TRY IT: Print the listing below verbatim, passing over each picture.

<<<<

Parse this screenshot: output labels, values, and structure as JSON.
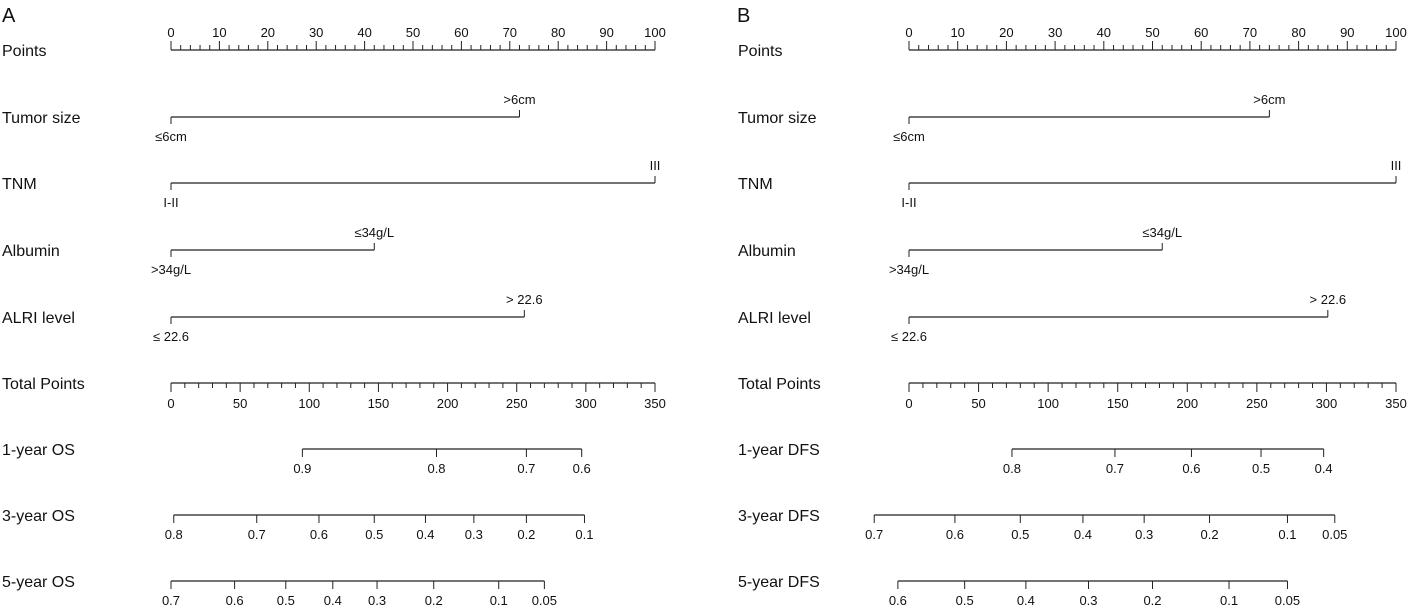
{
  "chart_data": [
    {
      "type": "nomogram",
      "panel": "A",
      "rows": [
        {
          "label": "Points",
          "kind": "points",
          "major_labels": [
            "0",
            "10",
            "20",
            "30",
            "40",
            "50",
            "60",
            "70",
            "80",
            "90",
            "100"
          ]
        },
        {
          "label": "Tumor size",
          "kind": "factor",
          "start": 0,
          "end": 72,
          "low_label": "≤6cm",
          "high_label": ">6cm"
        },
        {
          "label": "TNM",
          "kind": "factor",
          "start": 0,
          "end": 100,
          "low_label": "I-II",
          "high_label": "III"
        },
        {
          "label": "Albumin",
          "kind": "factor",
          "start": 0,
          "end": 42,
          "low_label": ">34g/L",
          "high_label": "≤34g/L"
        },
        {
          "label": "ALRI level",
          "kind": "factor",
          "start": 0,
          "end": 73,
          "low_label": "≤ 22.6",
          "high_label": "> 22.6"
        },
        {
          "label": "Total Points",
          "kind": "total",
          "major_labels": [
            "0",
            "50",
            "100",
            "150",
            "200",
            "250",
            "300",
            "350"
          ]
        },
        {
          "label": "1-year OS",
          "kind": "prob",
          "range": [
            95,
            297
          ],
          "ticks": [
            {
              "label": "0.9",
              "at": 95
            },
            {
              "label": "0.8",
              "at": 192
            },
            {
              "label": "0.7",
              "at": 257
            },
            {
              "label": "0.6",
              "at": 297
            }
          ]
        },
        {
          "label": "3-year OS",
          "kind": "prob",
          "range": [
            2,
            299
          ],
          "ticks": [
            {
              "label": "0.8",
              "at": 2
            },
            {
              "label": "0.7",
              "at": 62
            },
            {
              "label": "0.6",
              "at": 107
            },
            {
              "label": "0.5",
              "at": 147
            },
            {
              "label": "0.4",
              "at": 184
            },
            {
              "label": "0.3",
              "at": 219
            },
            {
              "label": "0.2",
              "at": 257
            },
            {
              "label": "0.1",
              "at": 299
            }
          ]
        },
        {
          "label": "5-year OS",
          "kind": "prob",
          "range": [
            0,
            270
          ],
          "ticks": [
            {
              "label": "0.7",
              "at": 0
            },
            {
              "label": "0.6",
              "at": 46
            },
            {
              "label": "0.5",
              "at": 83
            },
            {
              "label": "0.4",
              "at": 117
            },
            {
              "label": "0.3",
              "at": 149
            },
            {
              "label": "0.2",
              "at": 190
            },
            {
              "label": "0.1",
              "at": 237
            },
            {
              "label": "0.05",
              "at": 270
            }
          ]
        }
      ]
    },
    {
      "type": "nomogram",
      "panel": "B",
      "rows": [
        {
          "label": "Points",
          "kind": "points",
          "major_labels": [
            "0",
            "10",
            "20",
            "30",
            "40",
            "50",
            "60",
            "70",
            "80",
            "90",
            "100"
          ]
        },
        {
          "label": "Tumor size",
          "kind": "factor",
          "start": 0,
          "end": 74,
          "low_label": "≤6cm",
          "high_label": ">6cm"
        },
        {
          "label": "TNM",
          "kind": "factor",
          "start": 0,
          "end": 100,
          "low_label": "I-II",
          "high_label": "III"
        },
        {
          "label": "Albumin",
          "kind": "factor",
          "start": 0,
          "end": 52,
          "low_label": ">34g/L",
          "high_label": "≤34g/L"
        },
        {
          "label": "ALRI level",
          "kind": "factor",
          "start": 0,
          "end": 86,
          "low_label": "≤ 22.6",
          "high_label": "> 22.6"
        },
        {
          "label": "Total Points",
          "kind": "total",
          "major_labels": [
            "0",
            "50",
            "100",
            "150",
            "200",
            "250",
            "300",
            "350"
          ]
        },
        {
          "label": "1-year DFS",
          "kind": "prob",
          "range": [
            74,
            298
          ],
          "ticks": [
            {
              "label": "0.8",
              "at": 74
            },
            {
              "label": "0.7",
              "at": 148
            },
            {
              "label": "0.6",
              "at": 203
            },
            {
              "label": "0.5",
              "at": 253
            },
            {
              "label": "0.4",
              "at": 298
            }
          ]
        },
        {
          "label": "3-year DFS",
          "kind": "prob",
          "range": [
            -25,
            306
          ],
          "ticks": [
            {
              "label": "0.7",
              "at": -25
            },
            {
              "label": "0.6",
              "at": 33
            },
            {
              "label": "0.5",
              "at": 80
            },
            {
              "label": "0.4",
              "at": 125
            },
            {
              "label": "0.3",
              "at": 169
            },
            {
              "label": "0.2",
              "at": 216
            },
            {
              "label": "0.1",
              "at": 272
            },
            {
              "label": "0.05",
              "at": 306
            }
          ]
        },
        {
          "label": "5-year DFS",
          "kind": "prob",
          "range": [
            -8,
            272
          ],
          "ticks": [
            {
              "label": "0.6",
              "at": -8
            },
            {
              "label": "0.5",
              "at": 40
            },
            {
              "label": "0.4",
              "at": 84
            },
            {
              "label": "0.3",
              "at": 129
            },
            {
              "label": "0.2",
              "at": 175
            },
            {
              "label": "0.1",
              "at": 230
            },
            {
              "label": "0.05",
              "at": 272
            }
          ]
        }
      ]
    }
  ]
}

>>>>

YOUR RESPONSE:
Parse this screenshot: output labels, values, and structure as JSON.
{
  "chart_data": [
    {
      "type": "nomogram",
      "panel": "A",
      "rows": [
        {
          "label": "Points",
          "kind": "points",
          "major_labels": [
            "0",
            "10",
            "20",
            "30",
            "40",
            "50",
            "60",
            "70",
            "80",
            "90",
            "100"
          ]
        },
        {
          "label": "Tumor size",
          "kind": "factor",
          "start": 0,
          "end": 72,
          "low_label": "≤6cm",
          "high_label": ">6cm"
        },
        {
          "label": "TNM",
          "kind": "factor",
          "start": 0,
          "end": 100,
          "low_label": "I-II",
          "high_label": "III"
        },
        {
          "label": "Albumin",
          "kind": "factor",
          "start": 0,
          "end": 42,
          "low_label": ">34g/L",
          "high_label": "≤34g/L"
        },
        {
          "label": "ALRI level",
          "kind": "factor",
          "start": 0,
          "end": 73,
          "low_label": "≤ 22.6",
          "high_label": "> 22.6"
        },
        {
          "label": "Total Points",
          "kind": "total",
          "major_labels": [
            "0",
            "50",
            "100",
            "150",
            "200",
            "250",
            "300",
            "350"
          ]
        },
        {
          "label": "1-year OS",
          "kind": "prob",
          "range": [
            95,
            297
          ],
          "ticks": [
            {
              "label": "0.9",
              "at": 95
            },
            {
              "label": "0.8",
              "at": 192
            },
            {
              "label": "0.7",
              "at": 257
            },
            {
              "label": "0.6",
              "at": 297
            }
          ]
        },
        {
          "label": "3-year OS",
          "kind": "prob",
          "range": [
            2,
            299
          ],
          "ticks": [
            {
              "label": "0.8",
              "at": 2
            },
            {
              "label": "0.7",
              "at": 62
            },
            {
              "label": "0.6",
              "at": 107
            },
            {
              "label": "0.5",
              "at": 147
            },
            {
              "label": "0.4",
              "at": 184
            },
            {
              "label": "0.3",
              "at": 219
            },
            {
              "label": "0.2",
              "at": 257
            },
            {
              "label": "0.1",
              "at": 299
            }
          ]
        },
        {
          "label": "5-year OS",
          "kind": "prob",
          "range": [
            0,
            270
          ],
          "ticks": [
            {
              "label": "0.7",
              "at": 0
            },
            {
              "label": "0.6",
              "at": 46
            },
            {
              "label": "0.5",
              "at": 83
            },
            {
              "label": "0.4",
              "at": 117
            },
            {
              "label": "0.3",
              "at": 149
            },
            {
              "label": "0.2",
              "at": 190
            },
            {
              "label": "0.1",
              "at": 237
            },
            {
              "label": "0.05",
              "at": 270
            }
          ]
        }
      ]
    },
    {
      "type": "nomogram",
      "panel": "B",
      "rows": [
        {
          "label": "Points",
          "kind": "points",
          "major_labels": [
            "0",
            "10",
            "20",
            "30",
            "40",
            "50",
            "60",
            "70",
            "80",
            "90",
            "100"
          ]
        },
        {
          "label": "Tumor size",
          "kind": "factor",
          "start": 0,
          "end": 74,
          "low_label": "≤6cm",
          "high_label": ">6cm"
        },
        {
          "label": "TNM",
          "kind": "factor",
          "start": 0,
          "end": 100,
          "low_label": "I-II",
          "high_label": "III"
        },
        {
          "label": "Albumin",
          "kind": "factor",
          "start": 0,
          "end": 52,
          "low_label": ">34g/L",
          "high_label": "≤34g/L"
        },
        {
          "label": "ALRI level",
          "kind": "factor",
          "start": 0,
          "end": 86,
          "low_label": "≤ 22.6",
          "high_label": "> 22.6"
        },
        {
          "label": "Total Points",
          "kind": "total",
          "major_labels": [
            "0",
            "50",
            "100",
            "150",
            "200",
            "250",
            "300",
            "350"
          ]
        },
        {
          "label": "1-year DFS",
          "kind": "prob",
          "range": [
            74,
            298
          ],
          "ticks": [
            {
              "label": "0.8",
              "at": 74
            },
            {
              "label": "0.7",
              "at": 148
            },
            {
              "label": "0.6",
              "at": 203
            },
            {
              "label": "0.5",
              "at": 253
            },
            {
              "label": "0.4",
              "at": 298
            }
          ]
        },
        {
          "label": "3-year DFS",
          "kind": "prob",
          "range": [
            -25,
            306
          ],
          "ticks": [
            {
              "label": "0.7",
              "at": -25
            },
            {
              "label": "0.6",
              "at": 33
            },
            {
              "label": "0.5",
              "at": 80
            },
            {
              "label": "0.4",
              "at": 125
            },
            {
              "label": "0.3",
              "at": 169
            },
            {
              "label": "0.2",
              "at": 216
            },
            {
              "label": "0.1",
              "at": 272
            },
            {
              "label": "0.05",
              "at": 306
            }
          ]
        },
        {
          "label": "5-year DFS",
          "kind": "prob",
          "range": [
            -8,
            272
          ],
          "ticks": [
            {
              "label": "0.6",
              "at": -8
            },
            {
              "label": "0.5",
              "at": 40
            },
            {
              "label": "0.4",
              "at": 84
            },
            {
              "label": "0.3",
              "at": 129
            },
            {
              "label": "0.2",
              "at": 175
            },
            {
              "label": "0.1",
              "at": 230
            },
            {
              "label": "0.05",
              "at": 272
            }
          ]
        }
      ]
    }
  ]
}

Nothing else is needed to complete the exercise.